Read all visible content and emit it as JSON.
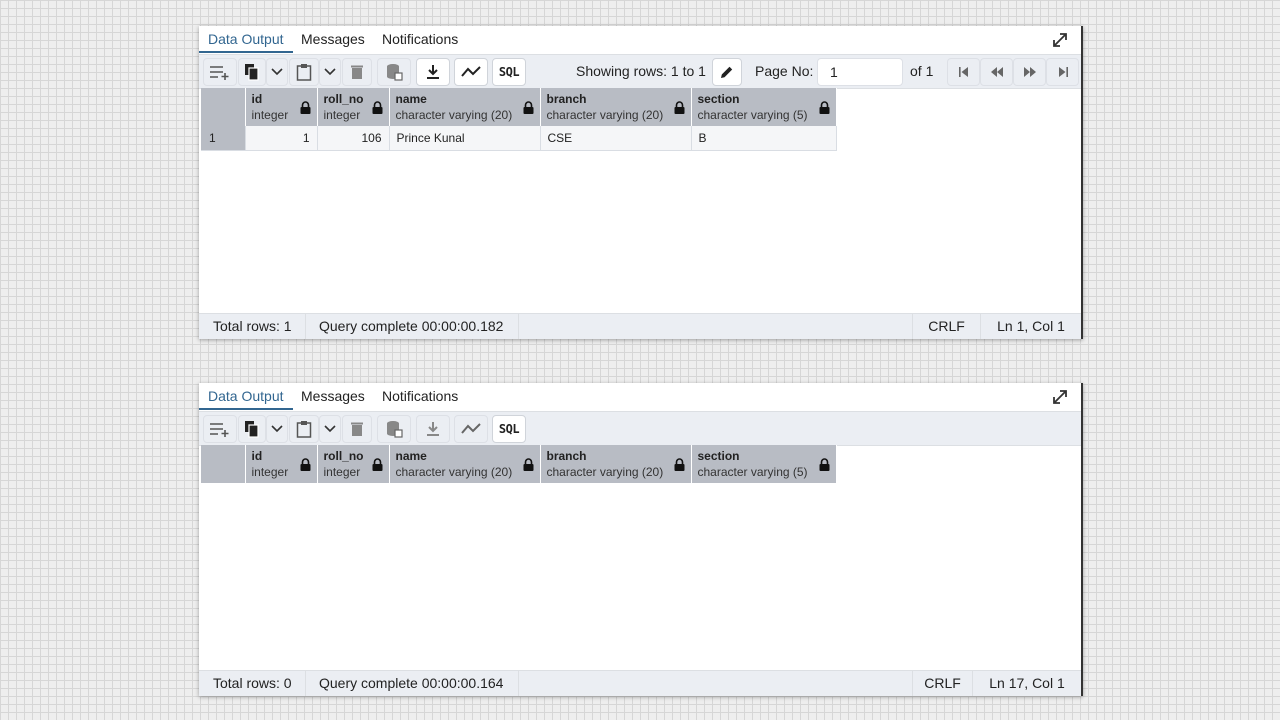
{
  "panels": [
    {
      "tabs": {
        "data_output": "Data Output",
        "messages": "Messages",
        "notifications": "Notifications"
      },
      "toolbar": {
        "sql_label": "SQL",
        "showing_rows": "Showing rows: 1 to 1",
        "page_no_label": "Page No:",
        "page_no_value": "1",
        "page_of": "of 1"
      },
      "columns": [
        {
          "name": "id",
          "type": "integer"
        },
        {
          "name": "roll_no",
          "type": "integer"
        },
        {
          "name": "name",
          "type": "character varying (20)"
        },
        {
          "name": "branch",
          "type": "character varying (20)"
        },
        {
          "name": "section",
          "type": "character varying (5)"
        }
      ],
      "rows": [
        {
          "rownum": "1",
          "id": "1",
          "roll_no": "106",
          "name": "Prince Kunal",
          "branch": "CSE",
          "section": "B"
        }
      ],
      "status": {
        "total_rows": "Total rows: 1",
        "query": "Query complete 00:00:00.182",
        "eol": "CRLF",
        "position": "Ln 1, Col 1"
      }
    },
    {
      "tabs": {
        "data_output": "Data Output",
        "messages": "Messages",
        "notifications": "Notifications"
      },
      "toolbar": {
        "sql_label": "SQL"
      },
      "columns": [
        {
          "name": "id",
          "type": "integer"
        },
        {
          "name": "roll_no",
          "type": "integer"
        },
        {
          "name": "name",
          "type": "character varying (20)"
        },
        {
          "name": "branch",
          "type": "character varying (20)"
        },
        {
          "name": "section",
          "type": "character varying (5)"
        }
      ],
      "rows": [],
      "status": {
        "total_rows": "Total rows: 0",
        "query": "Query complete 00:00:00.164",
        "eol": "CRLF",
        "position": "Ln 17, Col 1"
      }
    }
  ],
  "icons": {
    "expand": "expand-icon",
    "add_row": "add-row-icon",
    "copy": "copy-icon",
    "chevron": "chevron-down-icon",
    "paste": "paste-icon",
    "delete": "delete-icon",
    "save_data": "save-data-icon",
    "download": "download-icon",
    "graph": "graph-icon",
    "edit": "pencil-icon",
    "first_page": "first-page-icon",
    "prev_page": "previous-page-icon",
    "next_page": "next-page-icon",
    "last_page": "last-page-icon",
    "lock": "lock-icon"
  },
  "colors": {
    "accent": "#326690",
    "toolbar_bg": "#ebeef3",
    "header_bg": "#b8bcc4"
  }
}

· · ·

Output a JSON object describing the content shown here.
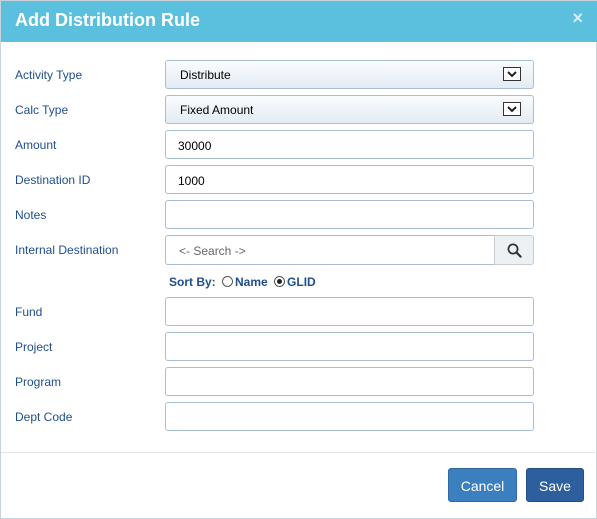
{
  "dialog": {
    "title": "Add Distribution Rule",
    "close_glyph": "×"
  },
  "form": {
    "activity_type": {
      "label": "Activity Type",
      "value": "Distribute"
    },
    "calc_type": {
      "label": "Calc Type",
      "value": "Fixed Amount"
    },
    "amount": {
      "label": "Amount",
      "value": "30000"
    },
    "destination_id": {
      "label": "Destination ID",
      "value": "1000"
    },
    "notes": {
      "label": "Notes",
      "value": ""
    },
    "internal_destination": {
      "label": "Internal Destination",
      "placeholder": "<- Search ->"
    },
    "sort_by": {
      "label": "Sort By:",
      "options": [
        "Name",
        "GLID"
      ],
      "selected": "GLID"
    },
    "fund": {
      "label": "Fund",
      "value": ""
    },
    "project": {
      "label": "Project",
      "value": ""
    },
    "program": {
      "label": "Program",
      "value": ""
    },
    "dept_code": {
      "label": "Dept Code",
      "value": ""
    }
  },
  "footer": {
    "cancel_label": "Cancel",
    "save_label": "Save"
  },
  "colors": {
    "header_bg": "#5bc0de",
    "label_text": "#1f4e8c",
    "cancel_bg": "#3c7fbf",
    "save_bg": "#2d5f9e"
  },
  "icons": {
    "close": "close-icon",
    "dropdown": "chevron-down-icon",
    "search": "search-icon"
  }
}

· · ·

Reply with nothing but a number: how many lines of the entries above contain the string "JSON"?

## Solution
2